----- RECORD EXTRACTS

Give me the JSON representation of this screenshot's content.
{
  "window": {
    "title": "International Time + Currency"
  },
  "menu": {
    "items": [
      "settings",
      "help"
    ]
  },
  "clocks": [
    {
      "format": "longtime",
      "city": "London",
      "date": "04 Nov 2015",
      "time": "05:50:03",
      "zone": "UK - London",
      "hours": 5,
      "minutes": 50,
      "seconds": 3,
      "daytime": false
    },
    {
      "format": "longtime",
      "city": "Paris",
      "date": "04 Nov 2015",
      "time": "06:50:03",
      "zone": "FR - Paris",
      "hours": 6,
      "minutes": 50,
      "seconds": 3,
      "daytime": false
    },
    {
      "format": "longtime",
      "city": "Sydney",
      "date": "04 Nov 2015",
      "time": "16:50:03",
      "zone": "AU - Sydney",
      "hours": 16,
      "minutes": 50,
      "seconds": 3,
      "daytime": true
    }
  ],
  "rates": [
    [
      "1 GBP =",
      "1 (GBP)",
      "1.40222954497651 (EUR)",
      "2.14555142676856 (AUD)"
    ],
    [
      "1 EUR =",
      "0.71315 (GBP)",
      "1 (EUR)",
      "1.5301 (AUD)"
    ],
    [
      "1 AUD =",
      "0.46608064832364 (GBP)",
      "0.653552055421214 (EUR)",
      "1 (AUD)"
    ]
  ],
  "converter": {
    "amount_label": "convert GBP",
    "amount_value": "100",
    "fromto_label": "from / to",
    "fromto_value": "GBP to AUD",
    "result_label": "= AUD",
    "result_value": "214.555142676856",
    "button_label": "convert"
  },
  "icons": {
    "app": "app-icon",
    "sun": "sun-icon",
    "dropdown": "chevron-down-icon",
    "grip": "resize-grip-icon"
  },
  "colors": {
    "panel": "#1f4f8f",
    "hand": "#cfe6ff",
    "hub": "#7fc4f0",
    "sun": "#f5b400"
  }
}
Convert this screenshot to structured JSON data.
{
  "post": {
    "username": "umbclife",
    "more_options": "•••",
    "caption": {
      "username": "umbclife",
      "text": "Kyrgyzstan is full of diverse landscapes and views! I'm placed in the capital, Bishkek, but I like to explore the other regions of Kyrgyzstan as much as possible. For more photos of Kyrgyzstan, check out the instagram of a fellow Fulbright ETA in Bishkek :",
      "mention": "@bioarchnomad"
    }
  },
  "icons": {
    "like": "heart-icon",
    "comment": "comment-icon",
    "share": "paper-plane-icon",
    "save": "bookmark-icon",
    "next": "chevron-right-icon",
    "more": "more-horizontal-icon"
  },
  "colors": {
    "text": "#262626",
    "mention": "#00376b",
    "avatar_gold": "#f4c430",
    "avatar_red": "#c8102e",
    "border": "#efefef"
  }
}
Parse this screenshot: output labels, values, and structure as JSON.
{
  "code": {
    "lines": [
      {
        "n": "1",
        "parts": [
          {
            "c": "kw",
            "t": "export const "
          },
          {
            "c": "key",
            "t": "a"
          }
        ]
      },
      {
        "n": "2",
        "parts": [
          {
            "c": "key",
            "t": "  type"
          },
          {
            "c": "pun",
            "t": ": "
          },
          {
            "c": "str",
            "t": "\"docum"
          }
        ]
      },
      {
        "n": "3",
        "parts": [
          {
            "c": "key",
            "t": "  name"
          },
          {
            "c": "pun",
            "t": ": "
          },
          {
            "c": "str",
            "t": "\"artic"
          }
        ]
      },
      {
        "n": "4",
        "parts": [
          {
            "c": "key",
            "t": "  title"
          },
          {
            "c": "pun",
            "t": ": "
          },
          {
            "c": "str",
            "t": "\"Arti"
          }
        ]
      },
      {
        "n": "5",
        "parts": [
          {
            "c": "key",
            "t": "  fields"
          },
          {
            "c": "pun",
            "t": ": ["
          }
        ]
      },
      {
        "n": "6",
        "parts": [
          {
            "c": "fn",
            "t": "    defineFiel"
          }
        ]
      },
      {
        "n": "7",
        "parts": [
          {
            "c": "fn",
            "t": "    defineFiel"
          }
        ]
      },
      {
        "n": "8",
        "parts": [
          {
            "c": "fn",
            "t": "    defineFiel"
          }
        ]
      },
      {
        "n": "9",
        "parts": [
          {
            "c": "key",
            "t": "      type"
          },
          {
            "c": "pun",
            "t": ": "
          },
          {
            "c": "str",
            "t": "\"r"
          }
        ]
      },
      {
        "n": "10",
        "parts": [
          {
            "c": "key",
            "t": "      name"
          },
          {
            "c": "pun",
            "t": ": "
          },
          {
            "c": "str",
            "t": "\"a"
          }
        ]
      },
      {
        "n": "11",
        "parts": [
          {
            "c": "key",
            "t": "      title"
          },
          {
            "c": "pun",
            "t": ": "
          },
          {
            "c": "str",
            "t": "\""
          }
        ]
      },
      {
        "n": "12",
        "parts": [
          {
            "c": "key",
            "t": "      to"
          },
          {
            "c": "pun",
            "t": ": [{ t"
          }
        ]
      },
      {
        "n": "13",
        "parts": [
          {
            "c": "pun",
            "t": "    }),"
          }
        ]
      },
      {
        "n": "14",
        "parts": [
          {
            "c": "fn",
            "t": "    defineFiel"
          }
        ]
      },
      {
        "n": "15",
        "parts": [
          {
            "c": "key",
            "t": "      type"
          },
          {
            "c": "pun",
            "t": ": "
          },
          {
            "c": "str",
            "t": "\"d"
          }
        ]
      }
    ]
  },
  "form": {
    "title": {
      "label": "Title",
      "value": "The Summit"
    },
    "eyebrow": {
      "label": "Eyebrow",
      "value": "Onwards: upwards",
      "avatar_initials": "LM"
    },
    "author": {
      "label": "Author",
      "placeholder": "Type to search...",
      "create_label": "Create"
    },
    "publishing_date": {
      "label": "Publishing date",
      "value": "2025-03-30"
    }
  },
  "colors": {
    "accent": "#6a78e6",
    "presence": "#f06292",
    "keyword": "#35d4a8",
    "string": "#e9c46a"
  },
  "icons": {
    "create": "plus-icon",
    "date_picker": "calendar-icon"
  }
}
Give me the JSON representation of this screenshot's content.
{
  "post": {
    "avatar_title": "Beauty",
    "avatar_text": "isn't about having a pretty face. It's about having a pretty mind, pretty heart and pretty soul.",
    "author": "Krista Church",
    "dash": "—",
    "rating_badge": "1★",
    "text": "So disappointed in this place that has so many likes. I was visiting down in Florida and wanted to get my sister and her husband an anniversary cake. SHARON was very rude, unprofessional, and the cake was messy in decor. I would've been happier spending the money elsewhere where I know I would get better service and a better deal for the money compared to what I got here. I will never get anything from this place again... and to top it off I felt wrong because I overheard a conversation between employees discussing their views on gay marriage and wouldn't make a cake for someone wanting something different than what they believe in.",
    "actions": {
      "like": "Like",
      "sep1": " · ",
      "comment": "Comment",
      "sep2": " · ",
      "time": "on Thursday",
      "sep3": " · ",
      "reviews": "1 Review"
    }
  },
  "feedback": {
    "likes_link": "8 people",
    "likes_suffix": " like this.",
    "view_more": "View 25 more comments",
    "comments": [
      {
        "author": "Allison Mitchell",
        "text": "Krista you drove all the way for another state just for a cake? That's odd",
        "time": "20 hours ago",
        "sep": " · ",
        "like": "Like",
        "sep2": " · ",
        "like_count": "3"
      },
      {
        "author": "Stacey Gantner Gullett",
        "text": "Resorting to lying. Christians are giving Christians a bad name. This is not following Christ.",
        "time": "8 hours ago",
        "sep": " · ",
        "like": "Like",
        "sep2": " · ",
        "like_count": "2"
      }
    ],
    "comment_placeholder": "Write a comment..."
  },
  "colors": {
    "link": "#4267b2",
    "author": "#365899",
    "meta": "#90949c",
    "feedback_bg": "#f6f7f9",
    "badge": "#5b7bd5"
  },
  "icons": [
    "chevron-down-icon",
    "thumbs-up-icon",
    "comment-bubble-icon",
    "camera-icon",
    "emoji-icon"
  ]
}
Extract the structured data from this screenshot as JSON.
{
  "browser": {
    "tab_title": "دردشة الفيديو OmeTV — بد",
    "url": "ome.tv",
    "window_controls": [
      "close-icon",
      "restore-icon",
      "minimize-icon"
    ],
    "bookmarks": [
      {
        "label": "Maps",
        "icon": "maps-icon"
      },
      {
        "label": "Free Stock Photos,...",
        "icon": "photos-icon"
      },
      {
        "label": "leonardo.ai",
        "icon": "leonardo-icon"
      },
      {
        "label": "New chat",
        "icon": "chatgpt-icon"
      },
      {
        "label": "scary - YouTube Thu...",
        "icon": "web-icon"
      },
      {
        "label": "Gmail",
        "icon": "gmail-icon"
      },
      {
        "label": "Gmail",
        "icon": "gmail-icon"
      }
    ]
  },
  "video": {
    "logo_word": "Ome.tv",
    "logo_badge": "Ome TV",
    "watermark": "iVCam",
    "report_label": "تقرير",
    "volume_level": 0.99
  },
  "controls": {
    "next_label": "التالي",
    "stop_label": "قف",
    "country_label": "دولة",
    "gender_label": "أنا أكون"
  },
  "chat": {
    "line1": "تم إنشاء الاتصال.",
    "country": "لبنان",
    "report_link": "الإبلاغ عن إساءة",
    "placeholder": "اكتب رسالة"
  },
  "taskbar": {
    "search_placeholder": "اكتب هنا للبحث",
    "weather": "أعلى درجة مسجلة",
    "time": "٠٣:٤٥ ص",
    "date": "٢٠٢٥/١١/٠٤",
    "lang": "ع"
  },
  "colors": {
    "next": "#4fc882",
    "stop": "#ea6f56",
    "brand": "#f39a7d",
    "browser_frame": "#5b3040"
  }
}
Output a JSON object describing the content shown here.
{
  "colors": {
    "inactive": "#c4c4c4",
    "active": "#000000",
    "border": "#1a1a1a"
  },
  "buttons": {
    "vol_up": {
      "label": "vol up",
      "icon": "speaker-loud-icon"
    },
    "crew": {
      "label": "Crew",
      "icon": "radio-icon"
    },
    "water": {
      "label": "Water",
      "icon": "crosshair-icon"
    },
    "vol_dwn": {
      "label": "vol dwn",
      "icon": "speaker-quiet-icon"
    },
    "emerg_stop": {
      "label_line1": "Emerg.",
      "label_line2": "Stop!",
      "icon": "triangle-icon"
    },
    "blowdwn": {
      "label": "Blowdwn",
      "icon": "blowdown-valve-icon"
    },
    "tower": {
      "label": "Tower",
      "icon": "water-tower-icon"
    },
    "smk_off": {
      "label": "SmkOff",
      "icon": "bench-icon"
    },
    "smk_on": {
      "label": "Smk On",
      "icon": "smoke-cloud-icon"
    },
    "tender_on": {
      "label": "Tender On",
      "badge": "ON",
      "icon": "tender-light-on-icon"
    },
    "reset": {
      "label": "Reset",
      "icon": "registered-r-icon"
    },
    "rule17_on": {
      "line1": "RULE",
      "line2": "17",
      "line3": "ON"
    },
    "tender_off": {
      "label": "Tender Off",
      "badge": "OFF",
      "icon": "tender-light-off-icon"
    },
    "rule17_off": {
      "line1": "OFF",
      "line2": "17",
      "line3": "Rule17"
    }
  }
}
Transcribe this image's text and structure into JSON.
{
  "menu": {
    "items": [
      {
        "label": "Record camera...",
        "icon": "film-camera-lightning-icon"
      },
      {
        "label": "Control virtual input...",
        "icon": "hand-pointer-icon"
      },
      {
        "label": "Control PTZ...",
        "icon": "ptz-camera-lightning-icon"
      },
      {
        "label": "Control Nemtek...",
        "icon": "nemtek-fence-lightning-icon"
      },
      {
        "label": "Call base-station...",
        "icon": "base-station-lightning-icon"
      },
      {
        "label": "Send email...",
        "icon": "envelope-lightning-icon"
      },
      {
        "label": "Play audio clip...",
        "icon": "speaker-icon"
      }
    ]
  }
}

----------

> GIVEN REQUEST:
From the line containing "Transcribe this image's" through the final line of the listing above, retype every line exactly; leave out everything else.

> RESPONSE:
Transcribe this image's text and structure into JSON.
{
  "menu": {
    "items": [
      {
        "label": "Record camera...",
        "icon": "film-camera-lightning-icon"
      },
      {
        "label": "Control virtual input...",
        "icon": "hand-pointer-icon"
      },
      {
        "label": "Control PTZ...",
        "icon": "ptz-camera-lightning-icon"
      },
      {
        "label": "Control Nemtek...",
        "icon": "nemtek-fence-lightning-icon"
      },
      {
        "label": "Call base-station...",
        "icon": "base-station-lightning-icon"
      },
      {
        "label": "Send email...",
        "icon": "envelope-lightning-icon"
      },
      {
        "label": "Play audio clip...",
        "icon": "speaker-icon"
      }
    ]
  }
}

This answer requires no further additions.